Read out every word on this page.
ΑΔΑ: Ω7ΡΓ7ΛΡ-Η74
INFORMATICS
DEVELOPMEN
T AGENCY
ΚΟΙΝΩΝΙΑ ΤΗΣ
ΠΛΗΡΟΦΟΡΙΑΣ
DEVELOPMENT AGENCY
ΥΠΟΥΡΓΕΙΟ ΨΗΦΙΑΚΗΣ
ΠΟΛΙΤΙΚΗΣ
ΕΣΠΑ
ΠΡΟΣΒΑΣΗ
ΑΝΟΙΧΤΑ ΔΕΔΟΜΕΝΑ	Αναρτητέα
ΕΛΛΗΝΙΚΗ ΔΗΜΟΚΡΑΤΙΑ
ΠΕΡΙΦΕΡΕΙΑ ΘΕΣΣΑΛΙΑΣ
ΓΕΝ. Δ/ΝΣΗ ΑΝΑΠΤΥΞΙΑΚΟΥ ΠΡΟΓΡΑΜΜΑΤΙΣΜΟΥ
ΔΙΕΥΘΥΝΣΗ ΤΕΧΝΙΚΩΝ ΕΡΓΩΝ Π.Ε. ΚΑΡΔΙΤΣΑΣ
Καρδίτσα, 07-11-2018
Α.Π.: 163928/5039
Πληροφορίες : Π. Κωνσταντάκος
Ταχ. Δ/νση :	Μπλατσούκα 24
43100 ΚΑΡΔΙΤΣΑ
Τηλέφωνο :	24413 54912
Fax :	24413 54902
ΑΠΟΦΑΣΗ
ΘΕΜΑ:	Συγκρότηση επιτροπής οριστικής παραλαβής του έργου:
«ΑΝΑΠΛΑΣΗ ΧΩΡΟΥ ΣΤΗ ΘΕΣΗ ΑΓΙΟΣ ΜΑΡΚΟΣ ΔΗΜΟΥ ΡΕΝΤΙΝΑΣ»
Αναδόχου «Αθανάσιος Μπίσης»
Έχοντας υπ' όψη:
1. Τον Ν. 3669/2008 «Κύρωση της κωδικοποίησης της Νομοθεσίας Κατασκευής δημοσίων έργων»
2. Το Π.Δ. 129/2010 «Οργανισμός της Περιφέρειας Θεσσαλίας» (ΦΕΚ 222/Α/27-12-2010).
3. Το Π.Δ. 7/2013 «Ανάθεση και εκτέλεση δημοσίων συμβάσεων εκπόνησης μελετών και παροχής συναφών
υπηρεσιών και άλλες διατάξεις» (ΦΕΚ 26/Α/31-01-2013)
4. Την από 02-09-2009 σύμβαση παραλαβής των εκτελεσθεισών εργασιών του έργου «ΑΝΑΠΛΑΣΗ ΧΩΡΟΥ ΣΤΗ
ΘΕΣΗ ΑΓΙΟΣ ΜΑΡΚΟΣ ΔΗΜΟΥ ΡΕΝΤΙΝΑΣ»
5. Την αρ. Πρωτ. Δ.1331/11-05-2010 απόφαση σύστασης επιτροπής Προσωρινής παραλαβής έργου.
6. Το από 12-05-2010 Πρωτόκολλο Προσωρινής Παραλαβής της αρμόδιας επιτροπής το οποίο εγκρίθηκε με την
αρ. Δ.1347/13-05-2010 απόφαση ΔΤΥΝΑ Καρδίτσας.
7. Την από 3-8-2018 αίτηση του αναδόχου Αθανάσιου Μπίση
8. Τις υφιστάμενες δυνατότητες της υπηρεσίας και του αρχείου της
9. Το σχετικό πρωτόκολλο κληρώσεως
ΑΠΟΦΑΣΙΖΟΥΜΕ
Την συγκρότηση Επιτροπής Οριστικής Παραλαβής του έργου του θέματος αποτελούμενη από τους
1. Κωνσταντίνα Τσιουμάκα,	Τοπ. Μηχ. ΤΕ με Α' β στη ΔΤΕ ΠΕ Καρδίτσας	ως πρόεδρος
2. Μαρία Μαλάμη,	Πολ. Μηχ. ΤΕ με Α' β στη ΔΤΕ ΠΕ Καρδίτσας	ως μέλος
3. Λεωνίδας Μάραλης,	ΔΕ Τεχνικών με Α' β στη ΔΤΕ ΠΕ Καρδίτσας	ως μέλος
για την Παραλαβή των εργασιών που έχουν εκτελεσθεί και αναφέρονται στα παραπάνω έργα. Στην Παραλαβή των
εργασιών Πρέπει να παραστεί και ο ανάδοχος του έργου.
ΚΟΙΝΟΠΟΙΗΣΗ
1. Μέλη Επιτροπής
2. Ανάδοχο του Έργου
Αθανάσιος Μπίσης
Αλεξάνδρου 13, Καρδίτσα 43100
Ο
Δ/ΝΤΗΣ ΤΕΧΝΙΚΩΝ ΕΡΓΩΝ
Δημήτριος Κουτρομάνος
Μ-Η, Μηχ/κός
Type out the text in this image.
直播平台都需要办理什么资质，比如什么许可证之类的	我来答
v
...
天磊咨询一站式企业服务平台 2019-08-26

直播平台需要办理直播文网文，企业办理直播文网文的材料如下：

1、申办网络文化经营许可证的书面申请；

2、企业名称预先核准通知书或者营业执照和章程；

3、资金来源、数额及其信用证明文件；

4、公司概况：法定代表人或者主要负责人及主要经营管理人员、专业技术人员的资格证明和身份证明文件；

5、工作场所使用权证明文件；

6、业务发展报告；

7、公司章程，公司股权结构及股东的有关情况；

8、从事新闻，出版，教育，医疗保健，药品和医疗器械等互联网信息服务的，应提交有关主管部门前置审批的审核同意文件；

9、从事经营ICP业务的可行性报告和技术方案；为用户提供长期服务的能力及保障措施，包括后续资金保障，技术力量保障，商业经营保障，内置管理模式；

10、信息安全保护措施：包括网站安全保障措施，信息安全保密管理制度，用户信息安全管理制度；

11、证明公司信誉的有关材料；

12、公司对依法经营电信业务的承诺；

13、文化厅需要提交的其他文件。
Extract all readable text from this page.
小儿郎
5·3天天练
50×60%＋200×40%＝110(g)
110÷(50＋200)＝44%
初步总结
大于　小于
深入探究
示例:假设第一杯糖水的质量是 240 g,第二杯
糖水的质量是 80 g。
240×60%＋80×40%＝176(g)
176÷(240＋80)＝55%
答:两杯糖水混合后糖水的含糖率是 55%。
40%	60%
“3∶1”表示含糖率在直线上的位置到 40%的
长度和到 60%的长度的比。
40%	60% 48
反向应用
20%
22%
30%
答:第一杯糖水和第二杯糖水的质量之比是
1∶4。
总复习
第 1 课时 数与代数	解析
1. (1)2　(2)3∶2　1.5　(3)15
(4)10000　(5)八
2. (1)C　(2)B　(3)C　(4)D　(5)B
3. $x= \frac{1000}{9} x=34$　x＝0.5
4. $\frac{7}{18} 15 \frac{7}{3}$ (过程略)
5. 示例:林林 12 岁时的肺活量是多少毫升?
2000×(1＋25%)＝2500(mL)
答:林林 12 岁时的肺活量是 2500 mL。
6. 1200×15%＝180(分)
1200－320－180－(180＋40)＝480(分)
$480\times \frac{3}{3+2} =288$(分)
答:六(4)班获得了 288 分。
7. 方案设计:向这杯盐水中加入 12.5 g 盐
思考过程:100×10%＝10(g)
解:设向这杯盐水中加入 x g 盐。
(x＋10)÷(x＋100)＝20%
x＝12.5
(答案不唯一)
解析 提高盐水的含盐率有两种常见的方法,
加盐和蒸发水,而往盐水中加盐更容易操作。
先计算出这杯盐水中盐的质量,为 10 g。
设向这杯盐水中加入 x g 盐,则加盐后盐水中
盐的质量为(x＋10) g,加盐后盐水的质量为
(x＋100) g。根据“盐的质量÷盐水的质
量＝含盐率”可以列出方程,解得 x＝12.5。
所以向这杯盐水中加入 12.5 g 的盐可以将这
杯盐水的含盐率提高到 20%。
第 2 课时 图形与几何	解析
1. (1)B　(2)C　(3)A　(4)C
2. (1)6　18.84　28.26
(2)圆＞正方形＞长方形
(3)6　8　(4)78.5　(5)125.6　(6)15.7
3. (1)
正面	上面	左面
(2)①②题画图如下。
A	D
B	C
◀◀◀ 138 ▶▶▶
•••••
— Job —
Begin with the line that contains "Extract all readable text from this page." and end with the last line of the records; set down every line in that span exactly, and nothing else.

— Solution to this exercise —
Extract all readable text from this page.
小儿郎
5·3天天练
50×60%＋200×40%＝110(g)
110÷(50＋200)＝44%
初步总结
大于　小于
深入探究
示例:假设第一杯糖水的质量是 240 g,第二杯
糖水的质量是 80 g。
240×60%＋80×40%＝176(g)
176÷(240＋80)＝55%
答:两杯糖水混合后糖水的含糖率是 55%。
40%	60%
“3∶1”表示含糖率在直线上的位置到 40%的
长度和到 60%的长度的比。
40%	60% 48
反向应用
20%
22%
30%
答:第一杯糖水和第二杯糖水的质量之比是
1∶4。
总复习
第 1 课时 数与代数	解析
1. (1)2　(2)3∶2　1.5　(3)15
(4)10000　(5)八
2. (1)C　(2)B　(3)C　(4)D　(5)B
3. $x= \frac{1000}{9} x=34$　x＝0.5
4. $\frac{7}{18} 15 \frac{7}{3}$ (过程略)
5. 示例:林林 12 岁时的肺活量是多少毫升?
2000×(1＋25%)＝2500(mL)
答:林林 12 岁时的肺活量是 2500 mL。
6. 1200×15%＝180(分)
1200－320－180－(180＋40)＝480(分)
$480\times \frac{3}{3+2} =288$(分)
答:六(4)班获得了 288 分。
7. 方案设计:向这杯盐水中加入 12.5 g 盐
思考过程:100×10%＝10(g)
解:设向这杯盐水中加入 x g 盐。
(x＋10)÷(x＋100)＝20%
x＝12.5
(答案不唯一)
解析 提高盐水的含盐率有两种常见的方法,
加盐和蒸发水,而往盐水中加盐更容易操作。
先计算出这杯盐水中盐的质量,为 10 g。
设向这杯盐水中加入 x g 盐,则加盐后盐水中
盐的质量为(x＋10) g,加盐后盐水的质量为
(x＋100) g。根据“盐的质量÷盐水的质
量＝含盐率”可以列出方程,解得 x＝12.5。
所以向这杯盐水中加入 12.5 g 的盐可以将这
杯盐水的含盐率提高到 20%。
第 2 课时 图形与几何	解析
1. (1)B　(2)C　(3)A　(4)C
2. (1)6　18.84　28.26
(2)圆＞正方形＞长方形
(3)6　8　(4)78.5　(5)125.6　(6)15.7
3. (1)
正面	上面	左面
(2)①②题画图如下。
A	D
B	C
◀◀◀ 138 ▶▶▶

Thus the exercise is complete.